§ **Stated exercise**
Find the string "оборудования" in the records. Copy every line it appears in.

§ **Available records**
^^^^

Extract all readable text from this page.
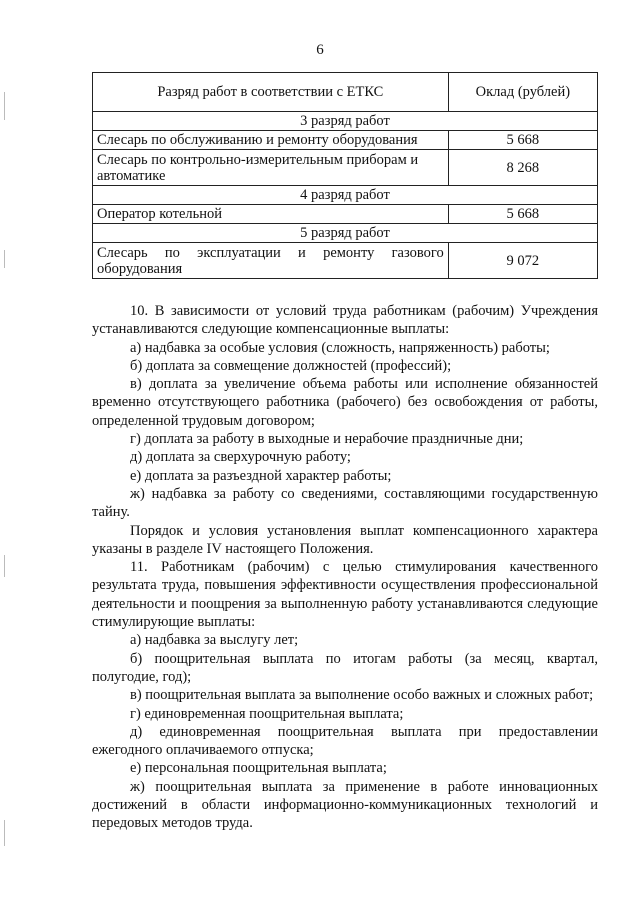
6
Разряд работ в соответствии с ЕТКС	Оклад (рублей)
3 разряд работ	
Слесарь по обслуживанию и ремонту оборудования	5 668
Слесарь по контрольно-измерительным приборам и автоматике	8 268
4 разряд работ	
Оператор котельной	5 668
5 разряд работ	
Слесарь по эксплуатации и ремонту газового оборудования	9 072

10. В зависимости от условий труда работникам (рабочим) Учреждения устанавливаются следующие компенсационные выплаты:

а) надбавка за особые условия (сложность, напряженность) работы;

б) доплата за совмещение должностей (профессий);

в) доплата за увеличение объема работы или исполнение обязанностей временно отсутствующего работника (рабочего) без освобождения от работы, определенной трудовым договором;

г) доплата за работу в выходные и нерабочие праздничные дни;

д) доплата за сверхурочную работу;

е) доплата за разъездной характер работы;

ж) надбавка за работу со сведениями, составляющими государственную тайну.

Порядок и условия установления выплат компенсационного характера указаны в разделе IV настоящего Положения.

11. Работникам (рабочим) с целью стимулирования качественного результата труда, повышения эффективности осуществления профессиональной деятельности и поощрения за выполненную работу устанавливаются следующие стимулирующие выплаты:

а) надбавка за выслугу лет;

б) поощрительная выплата по итогам работы (за месяц, квартал, полугодие, год);

в) поощрительная выплата за выполнение особо важных и сложных работ;

г) единовременная поощрительная выплата;

д) единовременная поощрительная выплата при предоставлении ежегодного оплачиваемого отпуска;

е) персональная поощрительная выплата;

ж) поощрительная выплата за применение в работе инновационных достижений в области информационно-коммуникационных технологий и передовых методов труда.
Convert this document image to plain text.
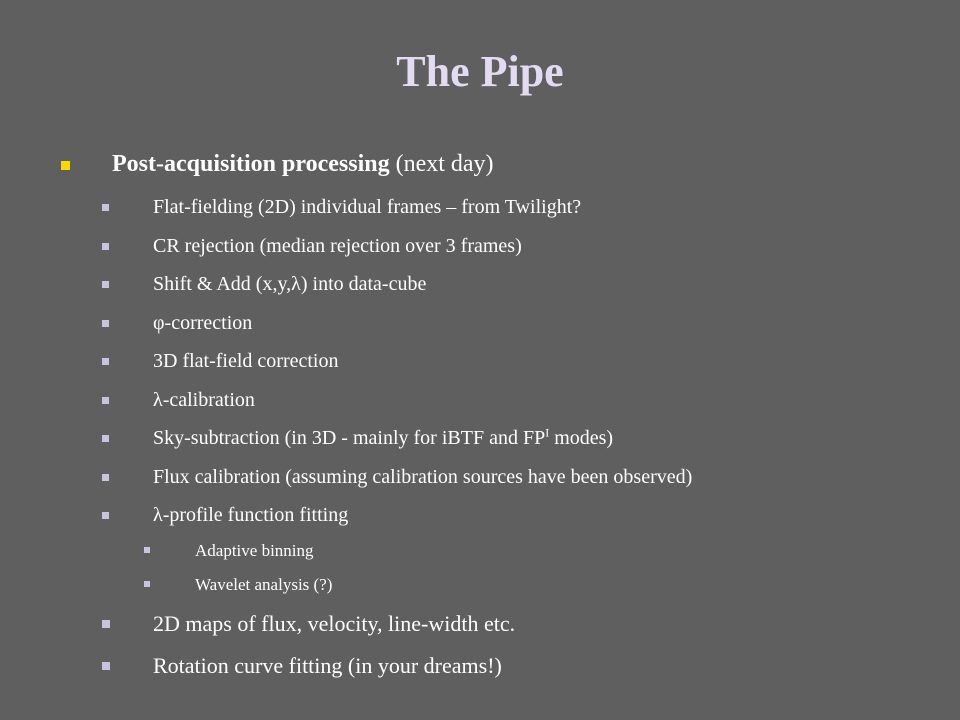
The Pipe
Post-acquisition processing (next day)
Flat-fielding (2D) individual frames – from Twilight?
CR rejection (median rejection over 3 frames)
Shift & Add (x,y,λ) into data-cube
φ-correction
3D flat-field correction
λ-calibration
Sky-subtraction (in 3D - mainly for iBTF and $FP^I$ modes)
Flux calibration (assuming calibration sources have been observed)
λ-profile function fitting
Adaptive binning
Wavelet analysis (?)
2D maps of flux, velocity, line-width etc.
Rotation curve fitting (in your dreams!)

^^^^

§ **Response to this task**
Слесарь по обслуживанию и ремонту оборудования	5 668
Слесарь по эксплуатации и ремонту газового оборудования	9 072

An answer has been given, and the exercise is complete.